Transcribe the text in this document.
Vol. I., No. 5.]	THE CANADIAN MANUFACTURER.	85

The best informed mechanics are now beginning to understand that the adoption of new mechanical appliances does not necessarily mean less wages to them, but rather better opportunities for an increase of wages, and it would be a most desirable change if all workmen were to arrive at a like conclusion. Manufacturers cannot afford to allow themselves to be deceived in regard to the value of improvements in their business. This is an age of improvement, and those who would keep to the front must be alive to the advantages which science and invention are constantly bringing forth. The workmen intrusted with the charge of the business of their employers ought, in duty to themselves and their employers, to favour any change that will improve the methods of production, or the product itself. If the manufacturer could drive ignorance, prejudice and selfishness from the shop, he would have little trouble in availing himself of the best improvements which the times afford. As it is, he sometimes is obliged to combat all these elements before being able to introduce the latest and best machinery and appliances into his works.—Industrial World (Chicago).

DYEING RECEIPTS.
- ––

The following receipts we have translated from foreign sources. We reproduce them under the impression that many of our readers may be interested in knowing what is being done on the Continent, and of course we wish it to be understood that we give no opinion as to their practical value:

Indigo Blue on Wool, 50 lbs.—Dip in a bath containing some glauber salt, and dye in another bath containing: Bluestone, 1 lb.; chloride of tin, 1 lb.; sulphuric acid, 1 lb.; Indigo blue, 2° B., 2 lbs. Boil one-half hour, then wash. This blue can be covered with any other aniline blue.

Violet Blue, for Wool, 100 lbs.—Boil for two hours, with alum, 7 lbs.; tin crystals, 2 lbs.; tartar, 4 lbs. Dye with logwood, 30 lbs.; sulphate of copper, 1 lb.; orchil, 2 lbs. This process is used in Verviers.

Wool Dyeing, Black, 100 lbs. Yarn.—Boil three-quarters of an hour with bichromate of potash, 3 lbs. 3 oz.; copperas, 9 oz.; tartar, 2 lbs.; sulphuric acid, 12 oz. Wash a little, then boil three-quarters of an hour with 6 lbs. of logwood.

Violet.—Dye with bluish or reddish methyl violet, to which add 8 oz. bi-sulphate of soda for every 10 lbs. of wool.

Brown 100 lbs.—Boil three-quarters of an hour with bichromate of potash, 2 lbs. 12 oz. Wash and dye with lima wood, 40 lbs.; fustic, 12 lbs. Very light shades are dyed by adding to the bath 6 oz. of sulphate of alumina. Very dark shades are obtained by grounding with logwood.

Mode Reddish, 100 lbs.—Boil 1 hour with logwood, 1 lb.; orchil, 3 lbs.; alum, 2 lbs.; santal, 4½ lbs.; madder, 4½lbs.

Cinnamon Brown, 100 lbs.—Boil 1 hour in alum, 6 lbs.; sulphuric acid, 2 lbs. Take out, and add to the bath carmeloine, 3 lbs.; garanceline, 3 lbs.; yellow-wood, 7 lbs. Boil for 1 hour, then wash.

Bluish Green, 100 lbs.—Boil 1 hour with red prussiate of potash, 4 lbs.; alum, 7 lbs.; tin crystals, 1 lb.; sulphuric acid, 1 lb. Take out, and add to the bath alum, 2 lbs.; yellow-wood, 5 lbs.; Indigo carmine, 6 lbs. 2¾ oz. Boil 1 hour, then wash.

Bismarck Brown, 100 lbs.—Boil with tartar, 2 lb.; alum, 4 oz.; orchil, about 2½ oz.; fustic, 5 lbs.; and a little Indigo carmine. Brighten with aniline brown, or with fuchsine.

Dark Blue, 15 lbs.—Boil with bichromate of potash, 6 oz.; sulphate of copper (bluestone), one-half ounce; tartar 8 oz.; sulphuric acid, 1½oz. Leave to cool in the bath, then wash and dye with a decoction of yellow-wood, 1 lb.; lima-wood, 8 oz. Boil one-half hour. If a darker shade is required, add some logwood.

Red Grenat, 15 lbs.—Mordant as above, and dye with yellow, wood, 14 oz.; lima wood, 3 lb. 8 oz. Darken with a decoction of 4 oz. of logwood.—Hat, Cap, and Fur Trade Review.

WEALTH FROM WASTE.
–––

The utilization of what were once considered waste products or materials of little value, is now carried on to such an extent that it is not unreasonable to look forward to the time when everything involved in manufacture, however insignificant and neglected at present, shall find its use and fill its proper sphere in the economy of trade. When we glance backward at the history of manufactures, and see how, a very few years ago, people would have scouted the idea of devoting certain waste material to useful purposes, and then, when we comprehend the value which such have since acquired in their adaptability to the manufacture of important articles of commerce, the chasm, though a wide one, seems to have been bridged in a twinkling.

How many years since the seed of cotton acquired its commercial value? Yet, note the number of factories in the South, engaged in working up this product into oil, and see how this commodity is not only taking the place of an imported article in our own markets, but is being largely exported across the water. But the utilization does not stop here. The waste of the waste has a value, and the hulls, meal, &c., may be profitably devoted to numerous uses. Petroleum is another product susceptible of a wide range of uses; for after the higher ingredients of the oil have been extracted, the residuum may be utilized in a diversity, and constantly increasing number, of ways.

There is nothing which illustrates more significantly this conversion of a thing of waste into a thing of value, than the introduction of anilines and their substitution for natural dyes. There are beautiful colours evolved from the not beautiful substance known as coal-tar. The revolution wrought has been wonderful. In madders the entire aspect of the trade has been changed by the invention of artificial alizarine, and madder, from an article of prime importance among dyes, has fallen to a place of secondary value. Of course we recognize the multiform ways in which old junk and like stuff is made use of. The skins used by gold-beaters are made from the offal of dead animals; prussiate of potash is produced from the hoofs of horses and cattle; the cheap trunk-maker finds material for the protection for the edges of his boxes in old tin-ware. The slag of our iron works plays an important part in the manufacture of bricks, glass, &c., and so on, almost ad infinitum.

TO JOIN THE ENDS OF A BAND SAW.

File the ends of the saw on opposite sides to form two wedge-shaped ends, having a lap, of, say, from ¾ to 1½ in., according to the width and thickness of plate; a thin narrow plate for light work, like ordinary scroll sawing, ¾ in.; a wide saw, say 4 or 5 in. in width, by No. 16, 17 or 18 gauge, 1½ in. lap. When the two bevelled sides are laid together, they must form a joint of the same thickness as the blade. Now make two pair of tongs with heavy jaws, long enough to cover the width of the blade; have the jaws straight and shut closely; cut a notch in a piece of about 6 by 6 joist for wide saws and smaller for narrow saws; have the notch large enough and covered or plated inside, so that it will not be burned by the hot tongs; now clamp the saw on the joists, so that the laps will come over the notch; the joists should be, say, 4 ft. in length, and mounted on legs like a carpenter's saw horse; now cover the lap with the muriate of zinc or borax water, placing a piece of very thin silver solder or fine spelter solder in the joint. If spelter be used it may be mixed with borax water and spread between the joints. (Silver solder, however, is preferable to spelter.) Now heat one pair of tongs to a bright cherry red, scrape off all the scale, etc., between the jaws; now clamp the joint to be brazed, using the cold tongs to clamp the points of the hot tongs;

▶ **Brief**
Extract the complete data, matching each line exactly.

▶ **Completed task**
Transcribe the text in this document.
Vol. I., No. 5.]	THE CANADIAN MANUFACTURER.	85

The best informed mechanics are now beginning to understand that the adoption of new mechanical appliances does not necessarily mean less wages to them, but rather better opportunities for an increase of wages, and it would be a most desirable change if all workmen were to arrive at a like conclusion. Manufacturers cannot afford to allow themselves to be deceived in regard to the value of improvements in their business. This is an age of improvement, and those who would keep to the front must be alive to the advantages which science and invention are constantly bringing forth. The workmen intrusted with the charge of the business of their employers ought, in duty to themselves and their employers, to favour any change that will improve the methods of production, or the product itself. If the manufacturer could drive ignorance, prejudice and selfishness from the shop, he would have little trouble in availing himself of the best improvements which the times afford. As it is, he sometimes is obliged to combat all these elements before being able to introduce the latest and best machinery and appliances into his works.—Industrial World (Chicago).

DYEING RECEIPTS.
- ––

The following receipts we have translated from foreign sources. We reproduce them under the impression that many of our readers may be interested in knowing what is being done on the Continent, and of course we wish it to be understood that we give no opinion as to their practical value:

Indigo Blue on Wool, 50 lbs.—Dip in a bath containing some glauber salt, and dye in another bath containing: Bluestone, 1 lb.; chloride of tin, 1 lb.; sulphuric acid, 1 lb.; Indigo blue, 2° B., 2 lbs. Boil one-half hour, then wash. This blue can be covered with any other aniline blue.

Violet Blue, for Wool, 100 lbs.—Boil for two hours, with alum, 7 lbs.; tin crystals, 2 lbs.; tartar, 4 lbs. Dye with logwood, 30 lbs.; sulphate of copper, 1 lb.; orchil, 2 lbs. This process is used in Verviers.

Wool Dyeing, Black, 100 lbs. Yarn.—Boil three-quarters of an hour with bichromate of potash, 3 lbs. 3 oz.; copperas, 9 oz.; tartar, 2 lbs.; sulphuric acid, 12 oz. Wash a little, then boil three-quarters of an hour with 6 lbs. of logwood.

Violet.—Dye with bluish or reddish methyl violet, to which add 8 oz. bi-sulphate of soda for every 10 lbs. of wool.

Brown 100 lbs.—Boil three-quarters of an hour with bichromate of potash, 2 lbs. 12 oz. Wash and dye with lima wood, 40 lbs.; fustic, 12 lbs. Very light shades are dyed by adding to the bath 6 oz. of sulphate of alumina. Very dark shades are obtained by grounding with logwood.

Mode Reddish, 100 lbs.—Boil 1 hour with logwood, 1 lb.; orchil, 3 lbs.; alum, 2 lbs.; santal, 4½ lbs.; madder, 4½lbs.

Cinnamon Brown, 100 lbs.—Boil 1 hour in alum, 6 lbs.; sulphuric acid, 2 lbs. Take out, and add to the bath carmeloine, 3 lbs.; garanceline, 3 lbs.; yellow-wood, 7 lbs. Boil for 1 hour, then wash.

Bluish Green, 100 lbs.—Boil 1 hour with red prussiate of potash, 4 lbs.; alum, 7 lbs.; tin crystals, 1 lb.; sulphuric acid, 1 lb. Take out, and add to the bath alum, 2 lbs.; yellow-wood, 5 lbs.; Indigo carmine, 6 lbs. 2¾ oz. Boil 1 hour, then wash.

Bismarck Brown, 100 lbs.—Boil with tartar, 2 lb.; alum, 4 oz.; orchil, about 2½ oz.; fustic, 5 lbs.; and a little Indigo carmine. Brighten with aniline brown, or with fuchsine.

Dark Blue, 15 lbs.—Boil with bichromate of potash, 6 oz.; sulphate of copper (bluestone), one-half ounce; tartar 8 oz.; sulphuric acid, 1½oz. Leave to cool in the bath, then wash and dye with a decoction of yellow-wood, 1 lb.; lima-wood, 8 oz. Boil one-half hour. If a darker shade is required, add some logwood.

Red Grenat, 15 lbs.—Mordant as above, and dye with yellow, wood, 14 oz.; lima wood, 3 lb. 8 oz. Darken with a decoction of 4 oz. of logwood.—Hat, Cap, and Fur Trade Review.

WEALTH FROM WASTE.
–––

The utilization of what were once considered waste products or materials of little value, is now carried on to such an extent that it is not unreasonable to look forward to the time when everything involved in manufacture, however insignificant and neglected at present, shall find its use and fill its proper sphere in the economy of trade. When we glance backward at the history of manufactures, and see how, a very few years ago, people would have scouted the idea of devoting certain waste material to useful purposes, and then, when we comprehend the value which such have since acquired in their adaptability to the manufacture of important articles of commerce, the chasm, though a wide one, seems to have been bridged in a twinkling.

How many years since the seed of cotton acquired its commercial value? Yet, note the number of factories in the South, engaged in working up this product into oil, and see how this commodity is not only taking the place of an imported article in our own markets, but is being largely exported across the water. But the utilization does not stop here. The waste of the waste has a value, and the hulls, meal, &c., may be profitably devoted to numerous uses. Petroleum is another product susceptible of a wide range of uses; for after the higher ingredients of the oil have been extracted, the residuum may be utilized in a diversity, and constantly increasing number, of ways.

There is nothing which illustrates more significantly this conversion of a thing of waste into a thing of value, than the introduction of anilines and their substitution for natural dyes. There are beautiful colours evolved from the not beautiful substance known as coal-tar. The revolution wrought has been wonderful. In madders the entire aspect of the trade has been changed by the invention of artificial alizarine, and madder, from an article of prime importance among dyes, has fallen to a place of secondary value. Of course we recognize the multiform ways in which old junk and like stuff is made use of. The skins used by gold-beaters are made from the offal of dead animals; prussiate of potash is produced from the hoofs of horses and cattle; the cheap trunk-maker finds material for the protection for the edges of his boxes in old tin-ware. The slag of our iron works plays an important part in the manufacture of bricks, glass, &c., and so on, almost ad infinitum.

TO JOIN THE ENDS OF A BAND SAW.

File the ends of the saw on opposite sides to form two wedge-shaped ends, having a lap, of, say, from ¾ to 1½ in., according to the width and thickness of plate; a thin narrow plate for light work, like ordinary scroll sawing, ¾ in.; a wide saw, say 4 or 5 in. in width, by No. 16, 17 or 18 gauge, 1½ in. lap. When the two bevelled sides are laid together, they must form a joint of the same thickness as the blade. Now make two pair of tongs with heavy jaws, long enough to cover the width of the blade; have the jaws straight and shut closely; cut a notch in a piece of about 6 by 6 joist for wide saws and smaller for narrow saws; have the notch large enough and covered or plated inside, so that it will not be burned by the hot tongs; now clamp the saw on the joists, so that the laps will come over the notch; the joists should be, say, 4 ft. in length, and mounted on legs like a carpenter's saw horse; now cover the lap with the muriate of zinc or borax water, placing a piece of very thin silver solder or fine spelter solder in the joint. If spelter be used it may be mixed with borax water and spread between the joints. (Silver solder, however, is preferable to spelter.) Now heat one pair of tongs to a bright cherry red, scrape off all the scale, etc., between the jaws; now clamp the joint to be brazed, using the cold tongs to clamp the points of the hot tongs;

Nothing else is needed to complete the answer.